* [WORK REQUIRED] Return the entries below in their exact form, leaving the pictures out.

* [INPUT FOR THIS TASK]
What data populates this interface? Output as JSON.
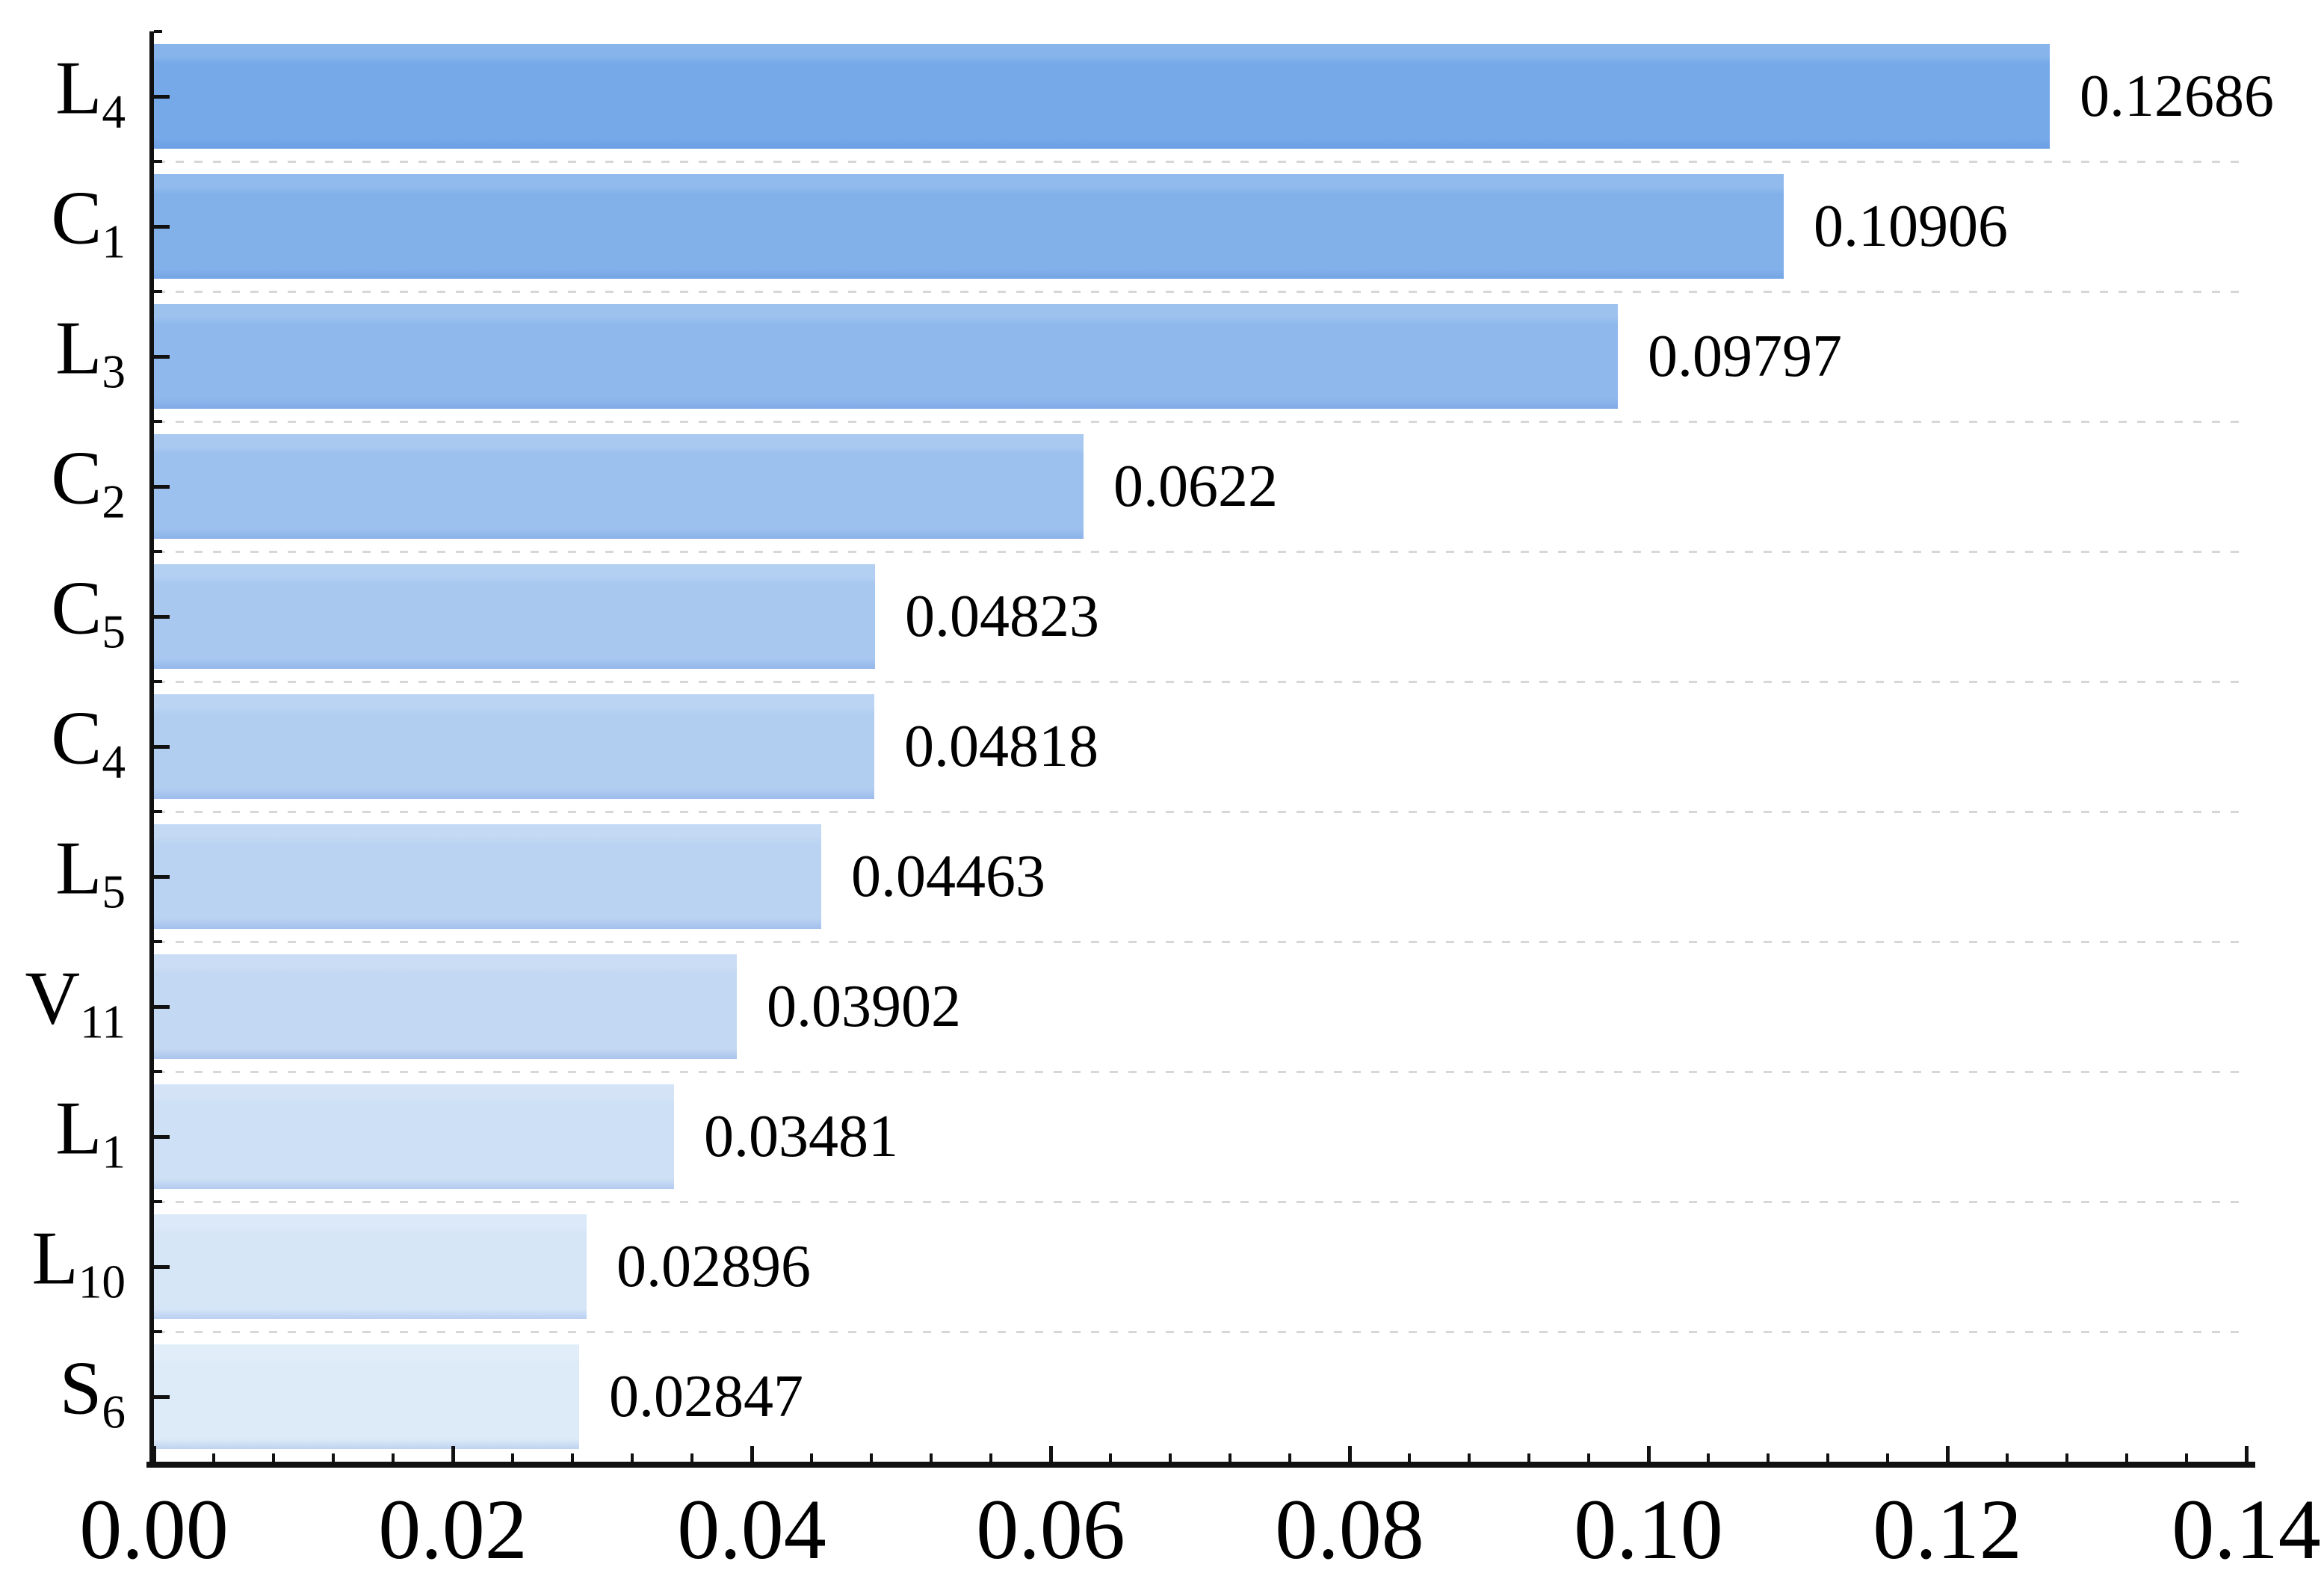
{
  "chart_data": {
    "type": "bar",
    "orientation": "horizontal",
    "title": "",
    "xlabel": "",
    "ylabel": "",
    "xlim": [
      0,
      0.14
    ],
    "x_major_tick_step": 0.02,
    "x_minor_tick_step": 0.004,
    "x_tick_labels": [
      "0.00",
      "0.02",
      "0.04",
      "0.06",
      "0.08",
      "0.10",
      "0.12",
      "0.14"
    ],
    "grid": {
      "style": "dashed",
      "axis": "y",
      "position": "between-rows",
      "color": "#d7d7d7"
    },
    "legend": null,
    "categories": [
      {
        "base": "L",
        "sub": "4"
      },
      {
        "base": "C",
        "sub": "1"
      },
      {
        "base": "L",
        "sub": "3"
      },
      {
        "base": "C",
        "sub": "2"
      },
      {
        "base": "C",
        "sub": "5"
      },
      {
        "base": "C",
        "sub": "4"
      },
      {
        "base": "L",
        "sub": "5"
      },
      {
        "base": "V",
        "sub": "11"
      },
      {
        "base": "L",
        "sub": "1"
      },
      {
        "base": "L",
        "sub": "10"
      },
      {
        "base": "S",
        "sub": "6"
      }
    ],
    "values": [
      0.12686,
      0.10906,
      0.09797,
      0.0622,
      0.04823,
      0.04818,
      0.04463,
      0.03902,
      0.03481,
      0.02896,
      0.02847
    ],
    "value_labels": [
      "0.12686",
      "0.10906",
      "0.09797",
      "0.0622",
      "0.04823",
      "0.04818",
      "0.04463",
      "0.03902",
      "0.03481",
      "0.02896",
      "0.02847"
    ],
    "bar_colors": [
      "#75A9E8",
      "#82B1EA",
      "#8FB9EC",
      "#9CC1EE",
      "#A8C8F0",
      "#B1CEF1",
      "#BAD3F2",
      "#C3D8F3",
      "#CDE0F5",
      "#D6E6F7",
      "#DDEBF8"
    ],
    "axis_color": "#111111",
    "text_color": "#000000",
    "background_color": "#ffffff"
  }
}
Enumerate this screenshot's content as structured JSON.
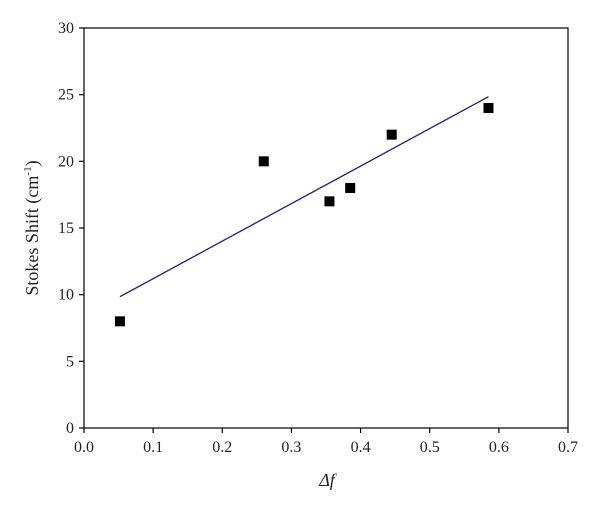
{
  "chart_data": {
    "type": "scatter",
    "xlabel": "Δf",
    "ylabel": "Stokes Shift (cm",
    "ylabel_sup": "-1",
    "ylabel_close": ")",
    "xlim": [
      0,
      0.7
    ],
    "ylim": [
      0,
      30
    ],
    "xticks": [
      0,
      0.1,
      0.2,
      0.3,
      0.4,
      0.5,
      0.6,
      0.7
    ],
    "xtick_labels": [
      "0.0",
      "0.1",
      "0.2",
      "0.3",
      "0.4",
      "0.5",
      "0.6",
      "0.7"
    ],
    "yticks": [
      0,
      5,
      10,
      15,
      20,
      25,
      30
    ],
    "ytick_labels": [
      "0",
      "5",
      "10",
      "15",
      "20",
      "25",
      "30"
    ],
    "grid": false,
    "series": [
      {
        "kind": "points",
        "marker": "square",
        "color": "#000000",
        "x": [
          0.052,
          0.26,
          0.355,
          0.385,
          0.445,
          0.585
        ],
        "y": [
          8,
          20,
          17,
          18,
          22,
          24
        ]
      },
      {
        "kind": "fit-line",
        "color": "#1f1f7a",
        "x": [
          0.052,
          0.585
        ],
        "y": [
          9.85,
          24.85
        ]
      }
    ]
  }
}
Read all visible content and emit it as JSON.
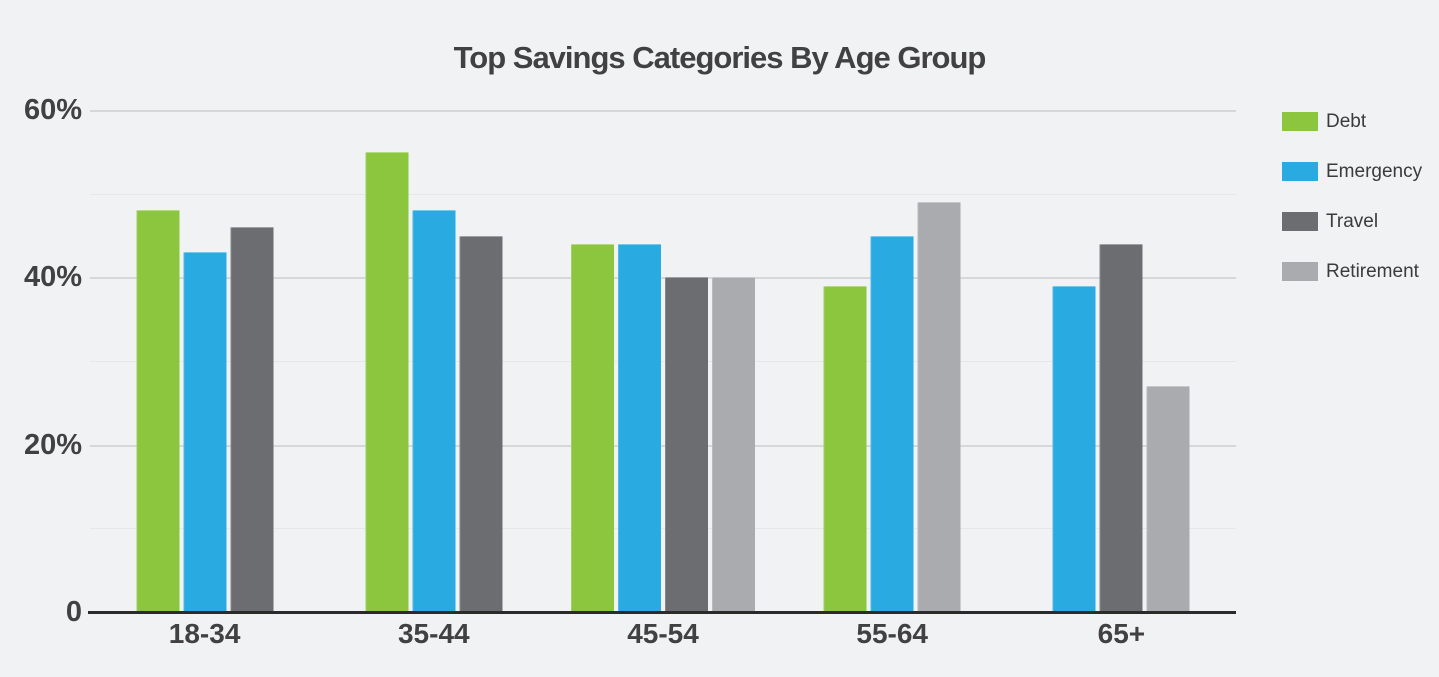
{
  "colors": {
    "background": "#F1F2F3",
    "title_text": "#414042",
    "axis_text": "#414042",
    "grid_major": "#D5D7D9",
    "grid_minor": "#E5E7E9",
    "axis_line": "#2B2B2B",
    "legend_text": "#3B3B3C"
  },
  "chart_data": {
    "type": "bar",
    "title": "Top Savings Categories By Age Group",
    "xlabel": "",
    "ylabel": "",
    "categories": [
      "18-34",
      "35-44",
      "45-54",
      "55-64",
      "65+"
    ],
    "series": [
      {
        "name": "Debt",
        "color": "#8CC63F",
        "values": [
          48,
          55,
          44,
          39,
          null
        ]
      },
      {
        "name": "Emergency",
        "color": "#29ABE2",
        "values": [
          43,
          48,
          44,
          45,
          39
        ]
      },
      {
        "name": "Travel",
        "color": "#6C6D70",
        "values": [
          46,
          45,
          40,
          null,
          44
        ]
      },
      {
        "name": "Retirement",
        "color": "#A9ABAE",
        "values": [
          null,
          null,
          40,
          49,
          27
        ]
      }
    ],
    "ylim": [
      0,
      60
    ],
    "grid_step": 10,
    "grid": true,
    "yticks_labeled": [
      {
        "value": 60,
        "label": "60%"
      },
      {
        "value": 40,
        "label": "40%"
      },
      {
        "value": 20,
        "label": "20%"
      },
      {
        "value": 0,
        "label": "0"
      }
    ],
    "legend_position": "right",
    "missing_bars_note": "bars with null value are not drawn; remaining bars are centered on the category tick"
  }
}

* [REPLY TO THE EXERCISE]
What data populates this interface? Output as JSON.
{
  "chart_data": {
    "type": "bar",
    "orientation": "horizontal",
    "title": "",
    "xlabel": "",
    "ylabel": "",
    "xlim": [
      0,
      0.14
    ],
    "x_major_tick_step": 0.02,
    "x_minor_tick_step": 0.004,
    "x_tick_labels": [
      "0.00",
      "0.02",
      "0.04",
      "0.06",
      "0.08",
      "0.10",
      "0.12",
      "0.14"
    ],
    "grid": {
      "style": "dashed",
      "axis": "y",
      "position": "between-rows",
      "color": "#d7d7d7"
    },
    "legend": null,
    "categories": [
      {
        "base": "L",
        "sub": "4"
      },
      {
        "base": "C",
        "sub": "1"
      },
      {
        "base": "L",
        "sub": "3"
      },
      {
        "base": "C",
        "sub": "2"
      },
      {
        "base": "C",
        "sub": "5"
      },
      {
        "base": "C",
        "sub": "4"
      },
      {
        "base": "L",
        "sub": "5"
      },
      {
        "base": "V",
        "sub": "11"
      },
      {
        "base": "L",
        "sub": "1"
      },
      {
        "base": "L",
        "sub": "10"
      },
      {
        "base": "S",
        "sub": "6"
      }
    ],
    "values": [
      0.12686,
      0.10906,
      0.09797,
      0.0622,
      0.04823,
      0.04818,
      0.04463,
      0.03902,
      0.03481,
      0.02896,
      0.02847
    ],
    "value_labels": [
      "0.12686",
      "0.10906",
      "0.09797",
      "0.0622",
      "0.04823",
      "0.04818",
      "0.04463",
      "0.03902",
      "0.03481",
      "0.02896",
      "0.02847"
    ],
    "bar_colors": [
      "#75A9E8",
      "#82B1EA",
      "#8FB9EC",
      "#9CC1EE",
      "#A8C8F0",
      "#B1CEF1",
      "#BAD3F2",
      "#C3D8F3",
      "#CDE0F5",
      "#D6E6F7",
      "#DDEBF8"
    ],
    "axis_color": "#111111",
    "text_color": "#000000",
    "background_color": "#ffffff"
  }
}
Enumerate this screenshot's content as structured JSON.
{
  "chart_data": {
    "type": "scatter",
    "xlabel": "Δf",
    "ylabel": "Stokes Shift (cm",
    "ylabel_sup": "-1",
    "ylabel_close": ")",
    "xlim": [
      0,
      0.7
    ],
    "ylim": [
      0,
      30
    ],
    "xticks": [
      0,
      0.1,
      0.2,
      0.3,
      0.4,
      0.5,
      0.6,
      0.7
    ],
    "xtick_labels": [
      "0.0",
      "0.1",
      "0.2",
      "0.3",
      "0.4",
      "0.5",
      "0.6",
      "0.7"
    ],
    "yticks": [
      0,
      5,
      10,
      15,
      20,
      25,
      30
    ],
    "ytick_labels": [
      "0",
      "5",
      "10",
      "15",
      "20",
      "25",
      "30"
    ],
    "grid": false,
    "series": [
      {
        "kind": "points",
        "marker": "square",
        "color": "#000000",
        "x": [
          0.052,
          0.26,
          0.355,
          0.385,
          0.445,
          0.585
        ],
        "y": [
          8,
          20,
          17,
          18,
          22,
          24
        ]
      },
      {
        "kind": "fit-line",
        "color": "#1f1f7a",
        "x": [
          0.052,
          0.585
        ],
        "y": [
          9.85,
          24.85
        ]
      }
    ]
  }
}
Read all visible content and emit it as JSON.
{
  "colors": {
    "background": "#F1F2F3",
    "title_text": "#414042",
    "axis_text": "#414042",
    "grid_major": "#D5D7D9",
    "grid_minor": "#E5E7E9",
    "axis_line": "#2B2B2B",
    "legend_text": "#3B3B3C"
  },
  "chart_data": {
    "type": "bar",
    "title": "Top Savings Categories By Age Group",
    "xlabel": "",
    "ylabel": "",
    "categories": [
      "18-34",
      "35-44",
      "45-54",
      "55-64",
      "65+"
    ],
    "series": [
      {
        "name": "Debt",
        "color": "#8CC63F",
        "values": [
          48,
          55,
          44,
          39,
          null
        ]
      },
      {
        "name": "Emergency",
        "color": "#29ABE2",
        "values": [
          43,
          48,
          44,
          45,
          39
        ]
      },
      {
        "name": "Travel",
        "color": "#6C6D70",
        "values": [
          46,
          45,
          40,
          null,
          44
        ]
      },
      {
        "name": "Retirement",
        "color": "#A9ABAE",
        "values": [
          null,
          null,
          40,
          49,
          27
        ]
      }
    ],
    "ylim": [
      0,
      60
    ],
    "grid_step": 10,
    "grid": true,
    "yticks_labeled": [
      {
        "value": 60,
        "label": "60%"
      },
      {
        "value": 40,
        "label": "40%"
      },
      {
        "value": 20,
        "label": "20%"
      },
      {
        "value": 0,
        "label": "0"
      }
    ],
    "legend_position": "right",
    "missing_bars_note": "bars with null value are not drawn; remaining bars are centered on the category tick"
  }
}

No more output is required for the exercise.